REQUIRED TASK: Give the lines from the first line of the entries through the line containing "ok-button[interactable]: OK [428,552,498,576]" as a numbered list, including both ends and leaving out any blank lines.

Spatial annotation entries
________________________
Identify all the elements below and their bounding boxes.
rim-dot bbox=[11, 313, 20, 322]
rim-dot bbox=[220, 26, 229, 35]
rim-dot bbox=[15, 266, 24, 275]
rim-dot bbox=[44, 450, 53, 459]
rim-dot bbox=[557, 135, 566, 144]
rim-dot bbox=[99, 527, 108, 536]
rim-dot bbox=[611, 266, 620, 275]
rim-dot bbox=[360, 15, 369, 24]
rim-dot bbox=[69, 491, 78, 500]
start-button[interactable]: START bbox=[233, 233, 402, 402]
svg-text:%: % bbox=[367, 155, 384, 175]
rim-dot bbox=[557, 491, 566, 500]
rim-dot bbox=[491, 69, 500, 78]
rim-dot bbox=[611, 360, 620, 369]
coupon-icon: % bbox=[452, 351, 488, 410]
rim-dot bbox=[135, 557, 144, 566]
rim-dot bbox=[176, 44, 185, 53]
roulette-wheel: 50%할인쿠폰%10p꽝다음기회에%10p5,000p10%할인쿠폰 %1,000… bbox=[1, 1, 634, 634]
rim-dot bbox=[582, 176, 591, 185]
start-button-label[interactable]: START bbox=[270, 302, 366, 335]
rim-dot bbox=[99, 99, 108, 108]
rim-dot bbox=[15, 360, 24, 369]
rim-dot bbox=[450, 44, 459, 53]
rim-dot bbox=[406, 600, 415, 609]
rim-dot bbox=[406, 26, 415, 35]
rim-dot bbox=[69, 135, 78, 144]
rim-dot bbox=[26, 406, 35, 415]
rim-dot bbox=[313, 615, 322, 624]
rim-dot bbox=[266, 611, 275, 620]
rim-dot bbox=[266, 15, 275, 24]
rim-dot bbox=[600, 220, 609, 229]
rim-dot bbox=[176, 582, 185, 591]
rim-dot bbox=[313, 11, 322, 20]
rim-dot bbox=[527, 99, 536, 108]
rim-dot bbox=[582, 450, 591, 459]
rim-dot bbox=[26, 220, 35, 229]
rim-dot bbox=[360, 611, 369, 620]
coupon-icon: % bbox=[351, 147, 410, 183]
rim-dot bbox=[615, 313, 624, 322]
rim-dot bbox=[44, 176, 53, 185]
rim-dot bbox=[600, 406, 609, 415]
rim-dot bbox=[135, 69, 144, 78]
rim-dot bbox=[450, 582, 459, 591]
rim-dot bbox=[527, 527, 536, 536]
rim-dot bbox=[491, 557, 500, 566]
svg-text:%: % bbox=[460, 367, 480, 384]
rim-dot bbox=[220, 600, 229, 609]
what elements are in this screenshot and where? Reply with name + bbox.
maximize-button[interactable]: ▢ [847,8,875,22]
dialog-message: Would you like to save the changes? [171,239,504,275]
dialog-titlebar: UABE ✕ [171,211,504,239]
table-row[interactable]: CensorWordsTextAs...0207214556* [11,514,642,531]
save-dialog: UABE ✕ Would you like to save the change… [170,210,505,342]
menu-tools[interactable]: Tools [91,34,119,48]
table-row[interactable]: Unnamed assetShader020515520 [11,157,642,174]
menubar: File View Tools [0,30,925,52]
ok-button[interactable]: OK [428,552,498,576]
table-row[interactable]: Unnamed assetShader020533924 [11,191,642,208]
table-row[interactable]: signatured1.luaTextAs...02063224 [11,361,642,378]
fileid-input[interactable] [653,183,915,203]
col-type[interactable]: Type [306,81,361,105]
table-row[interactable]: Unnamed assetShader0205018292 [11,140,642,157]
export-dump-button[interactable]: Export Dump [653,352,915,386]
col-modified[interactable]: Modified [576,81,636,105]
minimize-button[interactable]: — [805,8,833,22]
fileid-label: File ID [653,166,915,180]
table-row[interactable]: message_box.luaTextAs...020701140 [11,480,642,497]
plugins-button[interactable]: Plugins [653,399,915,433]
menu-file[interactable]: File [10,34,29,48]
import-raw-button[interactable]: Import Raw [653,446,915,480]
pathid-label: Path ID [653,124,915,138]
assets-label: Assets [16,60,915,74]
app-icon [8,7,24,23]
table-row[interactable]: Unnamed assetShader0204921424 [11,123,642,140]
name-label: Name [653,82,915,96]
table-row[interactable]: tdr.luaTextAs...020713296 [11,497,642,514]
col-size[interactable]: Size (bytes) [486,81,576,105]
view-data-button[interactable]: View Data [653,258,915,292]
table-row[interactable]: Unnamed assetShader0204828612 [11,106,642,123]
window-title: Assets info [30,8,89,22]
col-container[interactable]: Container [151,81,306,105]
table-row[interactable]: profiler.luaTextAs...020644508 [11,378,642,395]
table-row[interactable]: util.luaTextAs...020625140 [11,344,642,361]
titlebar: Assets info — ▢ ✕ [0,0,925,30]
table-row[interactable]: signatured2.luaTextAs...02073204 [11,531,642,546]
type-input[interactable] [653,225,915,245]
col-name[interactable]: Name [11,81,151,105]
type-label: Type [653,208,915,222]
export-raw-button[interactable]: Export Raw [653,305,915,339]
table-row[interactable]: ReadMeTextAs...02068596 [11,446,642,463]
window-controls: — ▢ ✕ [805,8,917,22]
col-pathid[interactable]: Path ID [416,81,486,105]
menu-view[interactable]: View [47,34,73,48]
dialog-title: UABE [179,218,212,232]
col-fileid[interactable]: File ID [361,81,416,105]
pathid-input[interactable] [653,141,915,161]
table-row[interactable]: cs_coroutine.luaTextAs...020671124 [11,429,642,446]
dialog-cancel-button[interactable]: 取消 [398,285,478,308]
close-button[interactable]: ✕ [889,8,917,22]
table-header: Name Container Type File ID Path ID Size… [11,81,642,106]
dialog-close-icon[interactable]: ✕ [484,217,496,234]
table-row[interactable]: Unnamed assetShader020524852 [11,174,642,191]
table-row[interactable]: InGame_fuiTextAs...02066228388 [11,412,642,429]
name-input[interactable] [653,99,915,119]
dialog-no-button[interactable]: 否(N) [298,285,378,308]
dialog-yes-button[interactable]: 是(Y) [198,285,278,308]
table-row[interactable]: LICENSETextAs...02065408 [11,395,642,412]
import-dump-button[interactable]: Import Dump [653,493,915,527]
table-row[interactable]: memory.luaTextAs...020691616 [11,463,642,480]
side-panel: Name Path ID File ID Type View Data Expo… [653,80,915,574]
________________________
SOLUTION BELOW:
1. Identify all the elements below and their bounding boxes.
2. rim-dot bbox=[11, 313, 20, 322]
3. rim-dot bbox=[220, 26, 229, 35]
4. rim-dot bbox=[15, 266, 24, 275]
5. rim-dot bbox=[44, 450, 53, 459]
6. rim-dot bbox=[557, 135, 566, 144]
7. rim-dot bbox=[99, 527, 108, 536]
8. rim-dot bbox=[611, 266, 620, 275]
9. rim-dot bbox=[360, 15, 369, 24]
10. rim-dot bbox=[69, 491, 78, 500]
11. start-button[interactable]: START bbox=[233, 233, 402, 402]
12. svg-text:%: % bbox=[367, 155, 384, 175]
13. rim-dot bbox=[557, 491, 566, 500]
14. rim-dot bbox=[491, 69, 500, 78]
15. rim-dot bbox=[611, 360, 620, 369]
16. coupon-icon: % bbox=[452, 351, 488, 410]
17. rim-dot bbox=[135, 557, 144, 566]
18. rim-dot bbox=[176, 44, 185, 53]
19. roulette-wheel: 50%할인쿠폰%10p꽝다음기회에%10p5,000p10%할인쿠폰 %1,000… bbox=[1, 1, 634, 634]
20. rim-dot bbox=[582, 176, 591, 185]
21. start-button-label[interactable]: START bbox=[270, 302, 366, 335]
22. rim-dot bbox=[99, 99, 108, 108]
23. rim-dot bbox=[15, 360, 24, 369]
24. rim-dot bbox=[450, 44, 459, 53]
25. rim-dot bbox=[406, 600, 415, 609]
26. rim-dot bbox=[406, 26, 415, 35]
27. rim-dot bbox=[69, 135, 78, 144]
28. rim-dot bbox=[26, 406, 35, 415]
29. rim-dot bbox=[313, 615, 322, 624]
30. rim-dot bbox=[266, 611, 275, 620]
31. rim-dot bbox=[266, 15, 275, 24]
32. rim-dot bbox=[600, 220, 609, 229]
33. rim-dot bbox=[176, 582, 185, 591]
34. rim-dot bbox=[313, 11, 322, 20]
35. rim-dot bbox=[527, 99, 536, 108]
36. rim-dot bbox=[582, 450, 591, 459]
37. rim-dot bbox=[26, 220, 35, 229]
38. rim-dot bbox=[360, 611, 369, 620]
39. coupon-icon: % bbox=[351, 147, 410, 183]
40. rim-dot bbox=[615, 313, 624, 322]
41. rim-dot bbox=[44, 176, 53, 185]
42. rim-dot bbox=[600, 406, 609, 415]
43. rim-dot bbox=[135, 69, 144, 78]
44. rim-dot bbox=[450, 582, 459, 591]
45. rim-dot bbox=[527, 527, 536, 536]
46. rim-dot bbox=[491, 557, 500, 566]
47. svg-text:%: % bbox=[460, 367, 480, 384]
48. rim-dot bbox=[220, 600, 229, 609]
49. what elements are in this screenshot and where? Reply with name + bbox.
50. maximize-button[interactable]: ▢ [847,8,875,22]
51. dialog-message: Would you like to save the changes? [171,239,504,275]
52. dialog-titlebar: UABE ✕ [171,211,504,239]
53. table-row[interactable]: CensorWordsTextAs...0207214556* [11,514,642,531]
54. save-dialog: UABE ✕ Would you like to save the change… [170,210,505,342]
55. menu-tools[interactable]: Tools [91,34,119,48]
56. table-row[interactable]: Unnamed assetShader020515520 [11,157,642,174]
57. menubar: File View Tools [0,30,925,52]
58. ok-button[interactable]: OK [428,552,498,576]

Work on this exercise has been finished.